WRITTEN INSTRUCTION: Word for word, transcribe the lines from the one containing "Decode this chart: output" through the end of the entries, both included, and nothing else.

## Begin EXERCISE MATERIAL

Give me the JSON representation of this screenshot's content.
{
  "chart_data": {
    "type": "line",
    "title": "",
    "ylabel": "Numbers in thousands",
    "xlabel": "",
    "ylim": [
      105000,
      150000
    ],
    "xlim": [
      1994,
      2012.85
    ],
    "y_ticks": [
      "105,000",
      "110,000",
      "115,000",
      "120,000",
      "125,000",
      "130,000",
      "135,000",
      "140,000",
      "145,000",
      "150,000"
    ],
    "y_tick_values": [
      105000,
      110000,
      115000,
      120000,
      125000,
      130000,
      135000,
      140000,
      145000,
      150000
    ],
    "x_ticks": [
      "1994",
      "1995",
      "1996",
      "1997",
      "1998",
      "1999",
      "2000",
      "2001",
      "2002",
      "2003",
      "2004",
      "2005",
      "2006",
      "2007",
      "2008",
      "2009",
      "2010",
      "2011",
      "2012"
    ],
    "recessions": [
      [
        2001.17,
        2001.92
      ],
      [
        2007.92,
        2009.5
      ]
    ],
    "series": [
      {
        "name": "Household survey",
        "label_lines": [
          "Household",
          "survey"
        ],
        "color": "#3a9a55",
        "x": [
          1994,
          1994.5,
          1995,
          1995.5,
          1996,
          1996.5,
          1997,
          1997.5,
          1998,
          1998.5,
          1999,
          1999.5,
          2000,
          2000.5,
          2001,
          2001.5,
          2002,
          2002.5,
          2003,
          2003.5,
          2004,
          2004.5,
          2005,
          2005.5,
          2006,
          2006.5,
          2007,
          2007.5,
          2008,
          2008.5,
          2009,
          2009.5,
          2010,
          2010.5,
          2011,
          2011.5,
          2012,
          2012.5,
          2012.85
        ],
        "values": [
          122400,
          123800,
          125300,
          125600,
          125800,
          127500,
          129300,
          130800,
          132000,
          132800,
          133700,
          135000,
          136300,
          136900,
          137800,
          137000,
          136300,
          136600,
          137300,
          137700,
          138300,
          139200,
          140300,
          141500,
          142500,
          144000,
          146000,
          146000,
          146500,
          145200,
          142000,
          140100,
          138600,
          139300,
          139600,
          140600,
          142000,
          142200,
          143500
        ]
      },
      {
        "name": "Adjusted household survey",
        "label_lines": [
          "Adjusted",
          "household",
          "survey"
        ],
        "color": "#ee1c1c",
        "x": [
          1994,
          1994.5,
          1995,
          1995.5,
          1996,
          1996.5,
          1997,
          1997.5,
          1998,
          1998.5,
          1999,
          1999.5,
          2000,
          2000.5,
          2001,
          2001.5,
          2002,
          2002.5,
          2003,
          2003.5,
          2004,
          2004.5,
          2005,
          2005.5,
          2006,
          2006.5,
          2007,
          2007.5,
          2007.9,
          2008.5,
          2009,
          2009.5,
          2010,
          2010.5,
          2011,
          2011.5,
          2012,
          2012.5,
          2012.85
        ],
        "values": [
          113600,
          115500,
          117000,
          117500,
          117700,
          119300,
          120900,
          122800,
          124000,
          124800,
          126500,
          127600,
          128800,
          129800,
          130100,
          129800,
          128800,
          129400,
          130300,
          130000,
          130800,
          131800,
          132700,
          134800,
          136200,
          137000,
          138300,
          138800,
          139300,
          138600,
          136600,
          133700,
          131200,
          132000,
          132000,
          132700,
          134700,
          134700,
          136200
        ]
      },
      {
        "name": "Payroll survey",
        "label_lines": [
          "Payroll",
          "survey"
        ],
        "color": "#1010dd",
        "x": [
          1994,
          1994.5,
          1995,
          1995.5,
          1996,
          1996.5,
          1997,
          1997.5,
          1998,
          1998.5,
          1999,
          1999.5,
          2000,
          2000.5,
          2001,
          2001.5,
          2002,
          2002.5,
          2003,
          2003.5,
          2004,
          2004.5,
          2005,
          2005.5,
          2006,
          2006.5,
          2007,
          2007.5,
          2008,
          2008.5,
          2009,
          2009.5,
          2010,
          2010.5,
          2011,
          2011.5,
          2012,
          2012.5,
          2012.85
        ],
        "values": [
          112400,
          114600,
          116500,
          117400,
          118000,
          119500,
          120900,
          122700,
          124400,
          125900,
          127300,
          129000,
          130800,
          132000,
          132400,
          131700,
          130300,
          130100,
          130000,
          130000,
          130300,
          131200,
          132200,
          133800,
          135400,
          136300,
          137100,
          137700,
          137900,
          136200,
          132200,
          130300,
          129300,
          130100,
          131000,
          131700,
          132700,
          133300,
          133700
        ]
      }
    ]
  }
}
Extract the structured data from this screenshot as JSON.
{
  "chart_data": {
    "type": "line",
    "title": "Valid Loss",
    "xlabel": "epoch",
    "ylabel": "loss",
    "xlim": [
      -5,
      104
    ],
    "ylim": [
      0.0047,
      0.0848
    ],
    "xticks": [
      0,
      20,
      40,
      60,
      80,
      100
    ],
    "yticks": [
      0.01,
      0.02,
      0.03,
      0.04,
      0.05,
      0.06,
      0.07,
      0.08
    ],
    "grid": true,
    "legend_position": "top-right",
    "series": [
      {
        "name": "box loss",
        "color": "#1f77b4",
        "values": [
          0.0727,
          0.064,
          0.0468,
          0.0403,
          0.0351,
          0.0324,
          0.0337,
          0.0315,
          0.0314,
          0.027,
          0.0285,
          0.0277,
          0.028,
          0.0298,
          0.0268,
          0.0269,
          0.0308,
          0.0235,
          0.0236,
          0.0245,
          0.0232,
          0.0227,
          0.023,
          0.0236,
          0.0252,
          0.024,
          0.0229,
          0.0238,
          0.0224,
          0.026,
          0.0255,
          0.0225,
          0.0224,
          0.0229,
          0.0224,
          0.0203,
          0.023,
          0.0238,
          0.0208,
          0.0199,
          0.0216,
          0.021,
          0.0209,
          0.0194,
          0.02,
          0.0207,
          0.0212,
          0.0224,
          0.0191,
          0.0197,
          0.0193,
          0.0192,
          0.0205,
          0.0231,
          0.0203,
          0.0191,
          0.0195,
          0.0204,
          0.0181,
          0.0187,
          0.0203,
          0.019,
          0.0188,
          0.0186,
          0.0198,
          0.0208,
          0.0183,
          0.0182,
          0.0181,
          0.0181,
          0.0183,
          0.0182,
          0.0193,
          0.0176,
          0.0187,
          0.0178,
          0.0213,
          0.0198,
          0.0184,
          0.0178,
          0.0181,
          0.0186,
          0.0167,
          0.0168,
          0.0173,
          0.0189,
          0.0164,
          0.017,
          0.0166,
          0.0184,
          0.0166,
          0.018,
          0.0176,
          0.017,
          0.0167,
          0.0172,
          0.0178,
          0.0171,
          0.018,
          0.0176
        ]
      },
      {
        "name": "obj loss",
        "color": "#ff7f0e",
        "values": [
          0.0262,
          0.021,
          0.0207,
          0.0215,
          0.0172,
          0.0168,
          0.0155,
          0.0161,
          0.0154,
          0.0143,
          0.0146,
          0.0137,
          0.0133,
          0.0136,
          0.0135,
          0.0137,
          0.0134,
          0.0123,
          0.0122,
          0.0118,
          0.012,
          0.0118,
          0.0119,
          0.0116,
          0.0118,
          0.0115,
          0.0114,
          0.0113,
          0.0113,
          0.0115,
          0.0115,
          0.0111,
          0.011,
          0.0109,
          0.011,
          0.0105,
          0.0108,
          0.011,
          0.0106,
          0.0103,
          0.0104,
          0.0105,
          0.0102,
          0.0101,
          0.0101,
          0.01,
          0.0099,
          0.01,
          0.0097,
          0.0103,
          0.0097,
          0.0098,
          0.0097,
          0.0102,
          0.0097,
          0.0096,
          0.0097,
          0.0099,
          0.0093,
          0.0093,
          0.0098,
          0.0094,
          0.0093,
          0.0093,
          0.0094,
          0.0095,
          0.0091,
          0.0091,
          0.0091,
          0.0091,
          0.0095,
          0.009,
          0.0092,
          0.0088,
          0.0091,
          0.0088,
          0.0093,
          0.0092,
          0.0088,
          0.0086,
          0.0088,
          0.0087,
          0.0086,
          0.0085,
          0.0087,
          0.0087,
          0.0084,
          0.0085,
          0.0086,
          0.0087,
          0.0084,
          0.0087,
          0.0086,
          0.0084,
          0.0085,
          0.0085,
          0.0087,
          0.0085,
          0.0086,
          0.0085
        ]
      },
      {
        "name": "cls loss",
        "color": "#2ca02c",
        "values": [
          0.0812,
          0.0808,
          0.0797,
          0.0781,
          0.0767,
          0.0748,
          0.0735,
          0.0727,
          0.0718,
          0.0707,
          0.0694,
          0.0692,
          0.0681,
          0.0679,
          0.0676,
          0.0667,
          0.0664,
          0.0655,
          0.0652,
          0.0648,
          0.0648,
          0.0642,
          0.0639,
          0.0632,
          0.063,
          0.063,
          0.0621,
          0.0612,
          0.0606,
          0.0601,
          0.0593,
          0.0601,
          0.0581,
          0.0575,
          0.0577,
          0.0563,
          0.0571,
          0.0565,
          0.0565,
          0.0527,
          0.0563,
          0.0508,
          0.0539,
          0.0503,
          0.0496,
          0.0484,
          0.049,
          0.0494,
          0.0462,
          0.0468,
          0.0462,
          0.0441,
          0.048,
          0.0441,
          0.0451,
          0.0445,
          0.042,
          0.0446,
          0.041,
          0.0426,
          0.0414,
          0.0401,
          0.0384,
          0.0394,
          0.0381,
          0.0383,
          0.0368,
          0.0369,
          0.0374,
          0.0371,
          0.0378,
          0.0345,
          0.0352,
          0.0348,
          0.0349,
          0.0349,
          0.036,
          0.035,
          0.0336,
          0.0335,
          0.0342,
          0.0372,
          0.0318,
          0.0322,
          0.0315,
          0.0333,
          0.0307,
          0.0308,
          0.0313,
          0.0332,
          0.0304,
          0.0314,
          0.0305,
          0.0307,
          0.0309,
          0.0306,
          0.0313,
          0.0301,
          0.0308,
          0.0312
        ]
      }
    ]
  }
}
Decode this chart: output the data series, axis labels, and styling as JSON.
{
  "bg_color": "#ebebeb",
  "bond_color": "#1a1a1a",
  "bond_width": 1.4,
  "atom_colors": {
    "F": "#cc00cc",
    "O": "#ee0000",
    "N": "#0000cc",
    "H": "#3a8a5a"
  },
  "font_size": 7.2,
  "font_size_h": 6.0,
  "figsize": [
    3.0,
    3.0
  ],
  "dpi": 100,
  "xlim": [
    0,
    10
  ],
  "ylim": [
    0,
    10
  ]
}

## End EXERCISE MATERIAL

COMPLETE ANSWER:
Decode this chart: output the data series, axis labels, and styling as JSON.
{
  "bg_color": "#ebebeb",
  "bond_color": "#1a1a1a",
  "bond_width": 1.4,
  "atom_colors": {
    "F": "#cc00cc",
    "O": "#ee0000",
    "N": "#0000cc",
    "H": "#3a8a5a"
  },
  "font_size": 7.2,
  "font_size_h": 6.0,
  "figsize": [
    3.0,
    3.0
  ],
  "dpi": 100,
  "xlim": [
    0,
    10
  ],
  "ylim": [
    0,
    10
  ]
}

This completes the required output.